[Instruction]
Select all lines with the string "values" in them, and copy those lines.

== Dataset excerpts ==

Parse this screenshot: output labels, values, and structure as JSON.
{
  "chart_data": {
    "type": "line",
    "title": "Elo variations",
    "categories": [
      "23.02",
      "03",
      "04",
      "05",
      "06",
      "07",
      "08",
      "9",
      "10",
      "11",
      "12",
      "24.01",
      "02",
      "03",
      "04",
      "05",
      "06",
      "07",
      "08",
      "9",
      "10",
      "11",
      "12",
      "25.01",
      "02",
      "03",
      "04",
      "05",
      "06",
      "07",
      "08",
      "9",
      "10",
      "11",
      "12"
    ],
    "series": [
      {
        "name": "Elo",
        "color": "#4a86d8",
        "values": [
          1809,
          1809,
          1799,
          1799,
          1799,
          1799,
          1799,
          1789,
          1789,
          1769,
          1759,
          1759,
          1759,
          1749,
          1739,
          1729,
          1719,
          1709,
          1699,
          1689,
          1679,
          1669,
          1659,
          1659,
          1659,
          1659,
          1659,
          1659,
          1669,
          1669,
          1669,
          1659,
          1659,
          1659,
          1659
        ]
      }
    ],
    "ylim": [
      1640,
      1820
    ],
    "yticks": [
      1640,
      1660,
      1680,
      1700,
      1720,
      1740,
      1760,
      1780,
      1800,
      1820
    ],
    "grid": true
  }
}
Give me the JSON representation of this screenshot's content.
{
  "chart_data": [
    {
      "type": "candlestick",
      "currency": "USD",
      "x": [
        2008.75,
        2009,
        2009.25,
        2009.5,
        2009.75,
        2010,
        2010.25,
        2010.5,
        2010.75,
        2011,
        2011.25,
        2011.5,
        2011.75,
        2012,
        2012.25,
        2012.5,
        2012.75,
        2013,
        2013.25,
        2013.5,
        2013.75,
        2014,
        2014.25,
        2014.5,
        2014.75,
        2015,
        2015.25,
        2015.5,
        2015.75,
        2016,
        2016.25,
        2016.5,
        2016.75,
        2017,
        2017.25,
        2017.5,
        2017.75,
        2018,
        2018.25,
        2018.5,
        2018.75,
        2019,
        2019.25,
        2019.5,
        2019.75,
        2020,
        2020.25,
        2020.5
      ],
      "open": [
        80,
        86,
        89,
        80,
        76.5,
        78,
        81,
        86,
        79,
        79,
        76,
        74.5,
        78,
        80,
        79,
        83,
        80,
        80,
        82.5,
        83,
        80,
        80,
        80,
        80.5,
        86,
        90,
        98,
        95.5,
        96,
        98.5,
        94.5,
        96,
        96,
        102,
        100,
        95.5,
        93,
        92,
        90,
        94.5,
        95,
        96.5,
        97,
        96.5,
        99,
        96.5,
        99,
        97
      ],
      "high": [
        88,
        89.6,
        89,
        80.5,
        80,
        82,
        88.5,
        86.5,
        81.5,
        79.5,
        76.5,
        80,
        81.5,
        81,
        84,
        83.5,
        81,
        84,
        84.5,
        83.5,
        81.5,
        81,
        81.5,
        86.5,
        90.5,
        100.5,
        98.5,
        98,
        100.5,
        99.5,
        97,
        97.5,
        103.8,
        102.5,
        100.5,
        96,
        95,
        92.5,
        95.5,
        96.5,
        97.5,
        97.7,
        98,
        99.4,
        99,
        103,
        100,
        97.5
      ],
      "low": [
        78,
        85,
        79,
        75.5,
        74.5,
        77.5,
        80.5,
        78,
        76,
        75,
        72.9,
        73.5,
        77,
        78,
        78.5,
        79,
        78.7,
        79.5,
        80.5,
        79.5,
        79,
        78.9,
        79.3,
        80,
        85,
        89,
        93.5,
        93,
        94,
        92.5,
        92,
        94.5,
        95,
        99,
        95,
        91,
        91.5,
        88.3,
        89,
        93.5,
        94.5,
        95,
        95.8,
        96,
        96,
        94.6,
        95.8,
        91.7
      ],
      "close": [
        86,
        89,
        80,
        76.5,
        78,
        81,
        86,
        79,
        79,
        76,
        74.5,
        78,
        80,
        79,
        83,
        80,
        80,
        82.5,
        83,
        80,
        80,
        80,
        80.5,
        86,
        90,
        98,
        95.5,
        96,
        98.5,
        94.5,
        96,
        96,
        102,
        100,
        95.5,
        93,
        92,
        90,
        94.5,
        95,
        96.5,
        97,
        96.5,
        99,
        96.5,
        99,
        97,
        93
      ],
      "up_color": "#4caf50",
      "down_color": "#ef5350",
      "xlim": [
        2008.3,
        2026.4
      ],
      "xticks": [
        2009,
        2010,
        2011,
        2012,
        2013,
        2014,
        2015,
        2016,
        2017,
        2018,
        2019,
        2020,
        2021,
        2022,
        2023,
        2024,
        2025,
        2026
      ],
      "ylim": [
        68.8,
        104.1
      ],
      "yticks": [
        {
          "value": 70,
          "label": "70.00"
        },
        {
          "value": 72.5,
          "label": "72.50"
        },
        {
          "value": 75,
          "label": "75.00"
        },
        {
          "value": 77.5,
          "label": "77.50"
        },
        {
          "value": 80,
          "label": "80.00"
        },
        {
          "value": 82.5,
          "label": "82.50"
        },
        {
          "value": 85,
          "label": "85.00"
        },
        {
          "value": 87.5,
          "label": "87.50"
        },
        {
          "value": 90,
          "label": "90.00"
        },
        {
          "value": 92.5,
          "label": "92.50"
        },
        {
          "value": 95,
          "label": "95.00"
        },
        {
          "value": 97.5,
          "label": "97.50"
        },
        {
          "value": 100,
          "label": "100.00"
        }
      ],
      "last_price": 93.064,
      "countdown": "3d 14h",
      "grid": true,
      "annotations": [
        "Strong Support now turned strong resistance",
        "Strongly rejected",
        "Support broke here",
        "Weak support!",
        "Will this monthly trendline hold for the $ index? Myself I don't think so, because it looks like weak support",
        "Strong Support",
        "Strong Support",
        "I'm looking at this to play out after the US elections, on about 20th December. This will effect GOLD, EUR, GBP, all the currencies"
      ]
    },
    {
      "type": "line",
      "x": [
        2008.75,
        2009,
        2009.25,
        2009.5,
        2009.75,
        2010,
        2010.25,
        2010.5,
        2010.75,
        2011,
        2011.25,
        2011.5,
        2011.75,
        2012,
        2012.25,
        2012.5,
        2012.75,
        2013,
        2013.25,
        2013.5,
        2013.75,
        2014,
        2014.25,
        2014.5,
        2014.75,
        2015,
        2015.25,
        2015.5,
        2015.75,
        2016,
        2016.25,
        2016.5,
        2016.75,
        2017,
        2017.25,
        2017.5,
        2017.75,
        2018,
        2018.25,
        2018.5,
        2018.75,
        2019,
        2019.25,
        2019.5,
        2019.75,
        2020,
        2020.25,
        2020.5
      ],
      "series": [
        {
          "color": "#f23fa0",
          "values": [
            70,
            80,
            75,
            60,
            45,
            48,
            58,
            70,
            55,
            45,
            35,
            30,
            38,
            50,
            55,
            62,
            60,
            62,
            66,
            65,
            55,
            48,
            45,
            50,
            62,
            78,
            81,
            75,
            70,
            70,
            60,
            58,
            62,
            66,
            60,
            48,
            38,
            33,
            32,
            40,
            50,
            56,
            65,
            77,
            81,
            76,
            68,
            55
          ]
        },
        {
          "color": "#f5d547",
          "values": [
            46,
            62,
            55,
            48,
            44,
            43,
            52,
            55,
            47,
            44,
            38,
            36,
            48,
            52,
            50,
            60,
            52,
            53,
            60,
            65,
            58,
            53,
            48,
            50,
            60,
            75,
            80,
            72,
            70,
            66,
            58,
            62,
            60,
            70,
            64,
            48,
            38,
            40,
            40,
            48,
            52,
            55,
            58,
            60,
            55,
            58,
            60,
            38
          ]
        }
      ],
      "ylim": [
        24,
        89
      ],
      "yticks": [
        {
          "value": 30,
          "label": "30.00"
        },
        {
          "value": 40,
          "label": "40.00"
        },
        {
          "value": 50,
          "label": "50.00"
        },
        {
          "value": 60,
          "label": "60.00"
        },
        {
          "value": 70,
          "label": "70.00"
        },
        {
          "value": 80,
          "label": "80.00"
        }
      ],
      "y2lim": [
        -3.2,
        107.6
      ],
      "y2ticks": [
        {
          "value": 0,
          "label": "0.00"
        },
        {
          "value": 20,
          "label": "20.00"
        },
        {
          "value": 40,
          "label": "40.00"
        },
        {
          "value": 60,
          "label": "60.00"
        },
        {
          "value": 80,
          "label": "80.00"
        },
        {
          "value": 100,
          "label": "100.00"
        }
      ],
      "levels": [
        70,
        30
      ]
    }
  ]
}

===

[Written response]
Parse this screenshot: output labels, values, and structure as JSON.
        "values": [
          "values": [
          "values": [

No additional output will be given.